▶ [STATED TASK] Type out the records that follow, exactly as given.

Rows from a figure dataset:
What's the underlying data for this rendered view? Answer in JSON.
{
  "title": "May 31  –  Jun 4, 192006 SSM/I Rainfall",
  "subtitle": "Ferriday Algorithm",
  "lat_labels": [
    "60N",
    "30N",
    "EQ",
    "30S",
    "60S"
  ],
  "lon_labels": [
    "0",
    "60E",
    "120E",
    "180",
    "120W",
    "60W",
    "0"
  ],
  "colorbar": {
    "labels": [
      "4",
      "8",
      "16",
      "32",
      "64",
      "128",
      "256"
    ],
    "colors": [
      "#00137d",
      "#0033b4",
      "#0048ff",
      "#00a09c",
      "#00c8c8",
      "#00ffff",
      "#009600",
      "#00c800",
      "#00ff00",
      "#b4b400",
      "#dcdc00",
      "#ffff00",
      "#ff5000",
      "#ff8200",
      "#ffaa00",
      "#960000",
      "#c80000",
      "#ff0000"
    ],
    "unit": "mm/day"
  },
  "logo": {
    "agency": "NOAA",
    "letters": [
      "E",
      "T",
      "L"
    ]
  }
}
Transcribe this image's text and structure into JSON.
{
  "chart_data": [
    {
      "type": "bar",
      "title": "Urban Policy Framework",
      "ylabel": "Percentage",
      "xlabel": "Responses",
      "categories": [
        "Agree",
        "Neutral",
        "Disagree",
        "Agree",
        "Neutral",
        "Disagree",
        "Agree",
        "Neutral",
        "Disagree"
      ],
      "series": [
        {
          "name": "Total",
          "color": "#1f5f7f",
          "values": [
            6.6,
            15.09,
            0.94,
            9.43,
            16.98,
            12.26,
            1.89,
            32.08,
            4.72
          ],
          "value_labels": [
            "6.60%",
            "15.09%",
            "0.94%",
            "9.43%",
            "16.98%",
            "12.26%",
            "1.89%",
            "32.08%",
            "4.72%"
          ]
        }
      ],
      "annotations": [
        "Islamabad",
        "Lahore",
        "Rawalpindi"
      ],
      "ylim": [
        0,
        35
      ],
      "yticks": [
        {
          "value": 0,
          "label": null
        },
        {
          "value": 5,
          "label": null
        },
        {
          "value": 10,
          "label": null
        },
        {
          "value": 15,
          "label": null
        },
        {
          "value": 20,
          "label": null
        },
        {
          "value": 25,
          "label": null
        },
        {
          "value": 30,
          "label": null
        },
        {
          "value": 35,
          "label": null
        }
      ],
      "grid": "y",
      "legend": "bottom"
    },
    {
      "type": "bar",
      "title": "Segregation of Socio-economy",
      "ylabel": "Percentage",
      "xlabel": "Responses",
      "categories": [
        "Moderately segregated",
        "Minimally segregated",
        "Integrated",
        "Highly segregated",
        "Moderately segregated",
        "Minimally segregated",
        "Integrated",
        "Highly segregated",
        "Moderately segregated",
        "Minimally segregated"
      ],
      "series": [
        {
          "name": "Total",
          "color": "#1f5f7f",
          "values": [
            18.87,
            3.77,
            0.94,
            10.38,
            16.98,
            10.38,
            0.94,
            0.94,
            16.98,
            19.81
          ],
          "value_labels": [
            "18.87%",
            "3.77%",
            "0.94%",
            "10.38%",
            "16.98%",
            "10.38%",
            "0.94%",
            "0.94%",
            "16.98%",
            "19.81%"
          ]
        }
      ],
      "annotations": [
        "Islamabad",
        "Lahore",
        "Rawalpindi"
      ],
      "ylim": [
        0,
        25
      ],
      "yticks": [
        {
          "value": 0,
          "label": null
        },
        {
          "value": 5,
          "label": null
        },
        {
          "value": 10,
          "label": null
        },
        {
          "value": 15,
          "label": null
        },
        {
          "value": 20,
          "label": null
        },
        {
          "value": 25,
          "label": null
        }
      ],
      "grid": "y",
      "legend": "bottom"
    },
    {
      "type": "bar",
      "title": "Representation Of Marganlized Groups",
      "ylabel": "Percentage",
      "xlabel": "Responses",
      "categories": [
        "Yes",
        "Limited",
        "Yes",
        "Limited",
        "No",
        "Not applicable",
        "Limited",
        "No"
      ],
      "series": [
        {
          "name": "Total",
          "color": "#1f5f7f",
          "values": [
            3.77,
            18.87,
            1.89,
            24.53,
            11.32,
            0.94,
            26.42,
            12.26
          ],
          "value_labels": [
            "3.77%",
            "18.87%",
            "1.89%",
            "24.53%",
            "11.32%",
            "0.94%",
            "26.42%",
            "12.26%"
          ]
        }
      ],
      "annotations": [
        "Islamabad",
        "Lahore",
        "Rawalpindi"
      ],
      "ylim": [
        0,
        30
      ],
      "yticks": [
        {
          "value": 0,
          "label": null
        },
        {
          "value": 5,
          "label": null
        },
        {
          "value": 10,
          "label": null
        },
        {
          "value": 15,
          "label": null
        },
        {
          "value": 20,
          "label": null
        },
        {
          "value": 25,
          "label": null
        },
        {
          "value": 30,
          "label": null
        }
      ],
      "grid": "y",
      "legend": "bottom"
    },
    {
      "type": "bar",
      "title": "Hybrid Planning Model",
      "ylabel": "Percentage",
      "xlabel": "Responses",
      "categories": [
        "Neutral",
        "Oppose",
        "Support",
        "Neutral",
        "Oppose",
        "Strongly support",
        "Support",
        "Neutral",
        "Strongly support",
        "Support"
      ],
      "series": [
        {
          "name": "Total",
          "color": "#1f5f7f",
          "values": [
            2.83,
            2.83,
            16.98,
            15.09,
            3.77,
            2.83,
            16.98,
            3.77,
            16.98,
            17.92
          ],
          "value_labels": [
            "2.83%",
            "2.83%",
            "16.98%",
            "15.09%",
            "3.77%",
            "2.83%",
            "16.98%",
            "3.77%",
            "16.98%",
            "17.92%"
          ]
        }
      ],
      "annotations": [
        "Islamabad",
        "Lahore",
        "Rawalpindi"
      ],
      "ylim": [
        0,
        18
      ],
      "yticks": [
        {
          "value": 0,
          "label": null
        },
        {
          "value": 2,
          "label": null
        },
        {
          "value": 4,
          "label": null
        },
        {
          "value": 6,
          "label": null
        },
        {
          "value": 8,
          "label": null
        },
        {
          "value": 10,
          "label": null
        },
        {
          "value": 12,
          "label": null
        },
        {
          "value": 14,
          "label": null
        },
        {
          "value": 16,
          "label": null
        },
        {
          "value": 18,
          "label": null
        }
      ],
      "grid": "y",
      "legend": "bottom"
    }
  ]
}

▶ [TASK RESULT]
What's the underlying data for this rendered view? Answer in JSON.
{
  "title": "May 31  –  Jun 4, 192006 SSM/I Rainfall",
  "subtitle": "Ferriday Algorithm",
  "lat_labels": [
    "60N",
    "30N",
    "EQ",
    "30S",
    "60S"
  ],
  "lon_labels": [
    "0",
    "60E",
    "120E",
    "180",
    "120W",
    "60W",
    "0"
  ],
  "colorbar": {
    "labels": [
      "4",
      "8",
      "16",
      "32",
      "64",
      "128",
      "256"
    ],
    "colors": [
      "#00137d",
      "#0033b4",
      "#0048ff",
      "#00a09c",
      "#00c8c8",
      "#00ffff",
      "#009600",
      "#00c800",
      "#00ff00",
      "#b4b400",
      "#dcdc00",
      "#ffff00",
      "#ff5000",
      "#ff8200",
      "#ffaa00",
      "#960000",
      "#c80000",
      "#ff0000"
    ],
    "unit": "mm/day"
  },
  "logo": {
    "agency": "NOAA",
    "letters": [
      "E",
      "T",
      "L"
    ]
  }
}
Transcribe this image's text and structure into JSON.
{
  "chart_data": [
    {
      "type": "bar",
      "title": "Urban Policy Framework",
      "ylabel": "Percentage",
      "xlabel": "Responses",
      "categories": [
        "Agree",
        "Neutral",
        "Disagree",
        "Agree",
        "Neutral",
        "Disagree",
        "Agree",
        "Neutral",
        "Disagree"
      ],
      "series": [
        {
          "name": "Total",
          "color": "#1f5f7f",
          "values": [
            6.6,
            15.09,
            0.94,
            9.43,
            16.98,
            12.26,
            1.89,
            32.08,
            4.72
          ],
          "value_labels": [
            "6.60%",
            "15.09%",
            "0.94%",
            "9.43%",
            "16.98%",
            "12.26%",
            "1.89%",
            "32.08%",
            "4.72%"
          ]
        }
      ],
      "annotations": [
        "Islamabad",
        "Lahore",
        "Rawalpindi"
      ],
      "ylim": [
        0,
        35
      ],
      "yticks": [
        {
          "value": 0,
          "label": null
        },
        {
          "value": 5,
          "label": null
        },
        {
          "value": 10,
          "label": null
        },
        {
          "value": 15,
          "label": null
        },
        {
          "value": 20,
          "label": null
        },
        {
          "value": 25,
          "label": null
        },
        {
          "value": 30,
          "label": null
        },
        {
          "value": 35,
          "label": null
        }
      ],
      "grid": "y",
      "legend": "bottom"
    },
    {
      "type": "bar",
      "title": "Segregation of Socio-economy",
      "ylabel": "Percentage",
      "xlabel": "Responses",
      "categories": [
        "Moderately segregated",
        "Minimally segregated",
        "Integrated",
        "Highly segregated",
        "Moderately segregated",
        "Minimally segregated",
        "Integrated",
        "Highly segregated",
        "Moderately segregated",
        "Minimally segregated"
      ],
      "series": [
        {
          "name": "Total",
          "color": "#1f5f7f",
          "values": [
            18.87,
            3.77,
            0.94,
            10.38,
            16.98,
            10.38,
            0.94,
            0.94,
            16.98,
            19.81
          ],
          "value_labels": [
            "18.87%",
            "3.77%",
            "0.94%",
            "10.38%",
            "16.98%",
            "10.38%",
            "0.94%",
            "0.94%",
            "16.98%",
            "19.81%"
          ]
        }
      ],
      "annotations": [
        "Islamabad",
        "Lahore",
        "Rawalpindi"
      ],
      "ylim": [
        0,
        25
      ],
      "yticks": [
        {
          "value": 0,
          "label": null
        },
        {
          "value": 5,
          "label": null
        },
        {
          "value": 10,
          "label": null
        },
        {
          "value": 15,
          "label": null
        },
        {
          "value": 20,
          "label": null
        },
        {
          "value": 25,
          "label": null
        }
      ],
      "grid": "y",
      "legend": "bottom"
    },
    {
      "type": "bar",
      "title": "Representation Of Marganlized Groups",
      "ylabel": "Percentage",
      "xlabel": "Responses",
      "categories": [
        "Yes",
        "Limited",
        "Yes",
        "Limited",
        "No",
        "Not applicable",
        "Limited",
        "No"
      ],
      "series": [
        {
          "name": "Total",
          "color": "#1f5f7f",
          "values": [
            3.77,
            18.87,
            1.89,
            24.53,
            11.32,
            0.94,
            26.42,
            12.26
          ],
          "value_labels": [
            "3.77%",
            "18.87%",
            "1.89%",
            "24.53%",
            "11.32%",
            "0.94%",
            "26.42%",
            "12.26%"
          ]
        }
      ],
      "annotations": [
        "Islamabad",
        "Lahore",
        "Rawalpindi"
      ],
      "ylim": [
        0,
        30
      ],
      "yticks": [
        {
          "value": 0,
          "label": null
        },
        {
          "value": 5,
          "label": null
        },
        {
          "value": 10,
          "label": null
        },
        {
          "value": 15,
          "label": null
        },
        {
          "value": 20,
          "label": null
        },
        {
          "value": 25,
          "label": null
        },
        {
          "value": 30,
          "label": null
        }
      ],
      "grid": "y",
      "legend": "bottom"
    },
    {
      "type": "bar",
      "title": "Hybrid Planning Model",
      "ylabel": "Percentage",
      "xlabel": "Responses",
      "categories": [
        "Neutral",
        "Oppose",
        "Support",
        "Neutral",
        "Oppose",
        "Strongly support",
        "Support",
        "Neutral",
        "Strongly support",
        "Support"
      ],
      "series": [
        {
          "name": "Total",
          "color": "#1f5f7f",
          "values": [
            2.83,
            2.83,
            16.98,
            15.09,
            3.77,
            2.83,
            16.98,
            3.77,
            16.98,
            17.92
          ],
          "value_labels": [
            "2.83%",
            "2.83%",
            "16.98%",
            "15.09%",
            "3.77%",
            "2.83%",
            "16.98%",
            "3.77%",
            "16.98%",
            "17.92%"
          ]
        }
      ],
      "annotations": [
        "Islamabad",
        "Lahore",
        "Rawalpindi"
      ],
      "ylim": [
        0,
        18
      ],
      "yticks": [
        {
          "value": 0,
          "label": null
        },
        {
          "value": 2,
          "label": null
        },
        {
          "value": 4,
          "label": null
        },
        {
          "value": 6,
          "label": null
        },
        {
          "value": 8,
          "label": null
        },
        {
          "value": 10,
          "label": null
        },
        {
          "value": 12,
          "label": null
        },
        {
          "value": 14,
          "label": null
        },
        {
          "value": 16,
          "label": null
        },
        {
          "value": 18,
          "label": null
        }
      ],
      "grid": "y",
      "legend": "bottom"
    }
  ]
}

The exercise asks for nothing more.